*AIM*
Reproduce all of the data exactly, with no line skipped.

* * * * *

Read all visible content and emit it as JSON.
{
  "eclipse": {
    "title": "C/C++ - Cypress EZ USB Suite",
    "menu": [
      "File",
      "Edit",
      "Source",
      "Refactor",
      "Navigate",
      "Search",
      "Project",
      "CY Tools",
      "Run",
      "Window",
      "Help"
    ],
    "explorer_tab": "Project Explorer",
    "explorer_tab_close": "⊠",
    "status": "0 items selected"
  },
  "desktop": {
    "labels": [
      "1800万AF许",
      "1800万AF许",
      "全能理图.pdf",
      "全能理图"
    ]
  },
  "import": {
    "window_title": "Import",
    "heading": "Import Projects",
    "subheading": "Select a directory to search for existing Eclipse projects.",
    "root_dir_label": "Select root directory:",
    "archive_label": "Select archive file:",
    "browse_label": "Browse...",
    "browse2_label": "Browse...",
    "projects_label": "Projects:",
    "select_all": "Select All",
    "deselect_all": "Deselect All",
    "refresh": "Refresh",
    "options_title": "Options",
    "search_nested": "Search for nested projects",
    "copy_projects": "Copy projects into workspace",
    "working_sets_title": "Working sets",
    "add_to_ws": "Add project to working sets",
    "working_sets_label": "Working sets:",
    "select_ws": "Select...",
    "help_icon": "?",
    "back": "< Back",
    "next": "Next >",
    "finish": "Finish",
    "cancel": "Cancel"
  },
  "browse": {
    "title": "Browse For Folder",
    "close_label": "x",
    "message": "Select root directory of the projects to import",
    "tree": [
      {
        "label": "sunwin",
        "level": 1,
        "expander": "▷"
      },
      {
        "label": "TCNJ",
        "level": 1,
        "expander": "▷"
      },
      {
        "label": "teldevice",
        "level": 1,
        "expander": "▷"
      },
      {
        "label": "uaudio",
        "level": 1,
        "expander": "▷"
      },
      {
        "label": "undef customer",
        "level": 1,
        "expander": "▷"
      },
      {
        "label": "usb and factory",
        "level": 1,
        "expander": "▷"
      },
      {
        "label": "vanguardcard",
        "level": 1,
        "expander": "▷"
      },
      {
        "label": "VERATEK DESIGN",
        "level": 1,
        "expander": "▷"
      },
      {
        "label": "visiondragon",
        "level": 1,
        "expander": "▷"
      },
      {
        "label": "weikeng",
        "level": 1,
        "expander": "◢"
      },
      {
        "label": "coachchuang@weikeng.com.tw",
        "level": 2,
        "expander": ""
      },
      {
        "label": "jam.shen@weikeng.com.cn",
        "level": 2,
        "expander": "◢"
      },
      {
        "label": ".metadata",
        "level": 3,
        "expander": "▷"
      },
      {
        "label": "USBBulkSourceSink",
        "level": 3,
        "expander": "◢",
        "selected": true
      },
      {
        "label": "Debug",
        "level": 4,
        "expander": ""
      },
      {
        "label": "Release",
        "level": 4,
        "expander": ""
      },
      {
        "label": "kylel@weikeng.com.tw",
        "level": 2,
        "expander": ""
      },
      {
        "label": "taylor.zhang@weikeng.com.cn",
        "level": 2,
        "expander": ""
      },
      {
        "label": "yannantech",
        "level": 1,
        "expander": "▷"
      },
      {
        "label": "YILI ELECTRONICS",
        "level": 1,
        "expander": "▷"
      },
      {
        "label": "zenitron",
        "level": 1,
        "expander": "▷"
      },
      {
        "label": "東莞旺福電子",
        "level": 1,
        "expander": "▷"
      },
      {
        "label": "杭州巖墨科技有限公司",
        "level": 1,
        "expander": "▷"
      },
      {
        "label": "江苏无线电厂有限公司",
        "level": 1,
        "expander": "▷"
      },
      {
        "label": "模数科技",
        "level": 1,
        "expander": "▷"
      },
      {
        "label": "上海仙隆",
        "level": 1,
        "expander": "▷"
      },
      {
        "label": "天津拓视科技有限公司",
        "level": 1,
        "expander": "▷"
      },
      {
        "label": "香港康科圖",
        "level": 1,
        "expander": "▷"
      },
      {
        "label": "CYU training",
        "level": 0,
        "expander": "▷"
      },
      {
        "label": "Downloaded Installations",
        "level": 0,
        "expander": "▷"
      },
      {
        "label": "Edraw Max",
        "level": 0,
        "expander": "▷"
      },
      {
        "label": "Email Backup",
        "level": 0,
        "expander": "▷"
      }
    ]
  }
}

* * * * *

*THE RESULT*
Read all visible content and emit it as JSON.
{
  "eclipse": {
    "title": "C/C++ - Cypress EZ USB Suite",
    "menu": [
      "File",
      "Edit",
      "Source",
      "Refactor",
      "Navigate",
      "Search",
      "Project",
      "CY Tools",
      "Run",
      "Window",
      "Help"
    ],
    "explorer_tab": "Project Explorer",
    "explorer_tab_close": "⊠",
    "status": "0 items selected"
  },
  "desktop": {
    "labels": [
      "1800万AF许",
      "1800万AF许",
      "全能理图.pdf",
      "全能理图"
    ]
  },
  "import": {
    "window_title": "Import",
    "heading": "Import Projects",
    "subheading": "Select a directory to search for existing Eclipse projects.",
    "root_dir_label": "Select root directory:",
    "archive_label": "Select archive file:",
    "browse_label": "Browse...",
    "browse2_label": "Browse...",
    "projects_label": "Projects:",
    "select_all": "Select All",
    "deselect_all": "Deselect All",
    "refresh": "Refresh",
    "options_title": "Options",
    "search_nested": "Search for nested projects",
    "copy_projects": "Copy projects into workspace",
    "working_sets_title": "Working sets",
    "add_to_ws": "Add project to working sets",
    "working_sets_label": "Working sets:",
    "select_ws": "Select...",
    "help_icon": "?",
    "back": "< Back",
    "next": "Next >",
    "finish": "Finish",
    "cancel": "Cancel"
  },
  "browse": {
    "title": "Browse For Folder",
    "close_label": "x",
    "message": "Select root directory of the projects to import",
    "tree": [
      {
        "label": "sunwin",
        "level": 1,
        "expander": "▷"
      },
      {
        "label": "TCNJ",
        "level": 1,
        "expander": "▷"
      },
      {
        "label": "teldevice",
        "level": 1,
        "expander": "▷"
      },
      {
        "label": "uaudio",
        "level": 1,
        "expander": "▷"
      },
      {
        "label": "undef customer",
        "level": 1,
        "expander": "▷"
      },
      {
        "label": "usb and factory",
        "level": 1,
        "expander": "▷"
      },
      {
        "label": "vanguardcard",
        "level": 1,
        "expander": "▷"
      },
      {
        "label": "VERATEK DESIGN",
        "level": 1,
        "expander": "▷"
      },
      {
        "label": "visiondragon",
        "level": 1,
        "expander": "▷"
      },
      {
        "label": "weikeng",
        "level": 1,
        "expander": "◢"
      },
      {
        "label": "coachchuang@weikeng.com.tw",
        "level": 2,
        "expander": ""
      },
      {
        "label": "jam.shen@weikeng.com.cn",
        "level": 2,
        "expander": "◢"
      },
      {
        "label": ".metadata",
        "level": 3,
        "expander": "▷"
      },
      {
        "label": "USBBulkSourceSink",
        "level": 3,
        "expander": "◢",
        "selected": true
      },
      {
        "label": "Debug",
        "level": 4,
        "expander": ""
      },
      {
        "label": "Release",
        "level": 4,
        "expander": ""
      },
      {
        "label": "kylel@weikeng.com.tw",
        "level": 2,
        "expander": ""
      },
      {
        "label": "taylor.zhang@weikeng.com.cn",
        "level": 2,
        "expander": ""
      },
      {
        "label": "yannantech",
        "level": 1,
        "expander": "▷"
      },
      {
        "label": "YILI ELECTRONICS",
        "level": 1,
        "expander": "▷"
      },
      {
        "label": "zenitron",
        "level": 1,
        "expander": "▷"
      },
      {
        "label": "東莞旺福電子",
        "level": 1,
        "expander": "▷"
      },
      {
        "label": "杭州巖墨科技有限公司",
        "level": 1,
        "expander": "▷"
      },
      {
        "label": "江苏无线电厂有限公司",
        "level": 1,
        "expander": "▷"
      },
      {
        "label": "模数科技",
        "level": 1,
        "expander": "▷"
      },
      {
        "label": "上海仙隆",
        "level": 1,
        "expander": "▷"
      },
      {
        "label": "天津拓视科技有限公司",
        "level": 1,
        "expander": "▷"
      },
      {
        "label": "香港康科圖",
        "level": 1,
        "expander": "▷"
      },
      {
        "label": "CYU training",
        "level": 0,
        "expander": "▷"
      },
      {
        "label": "Downloaded Installations",
        "level": 0,
        "expander": "▷"
      },
      {
        "label": "Edraw Max",
        "level": 0,
        "expander": "▷"
      },
      {
        "label": "Email Backup",
        "level": 0,
        "expander": "▷"
      }
    ]
  }
}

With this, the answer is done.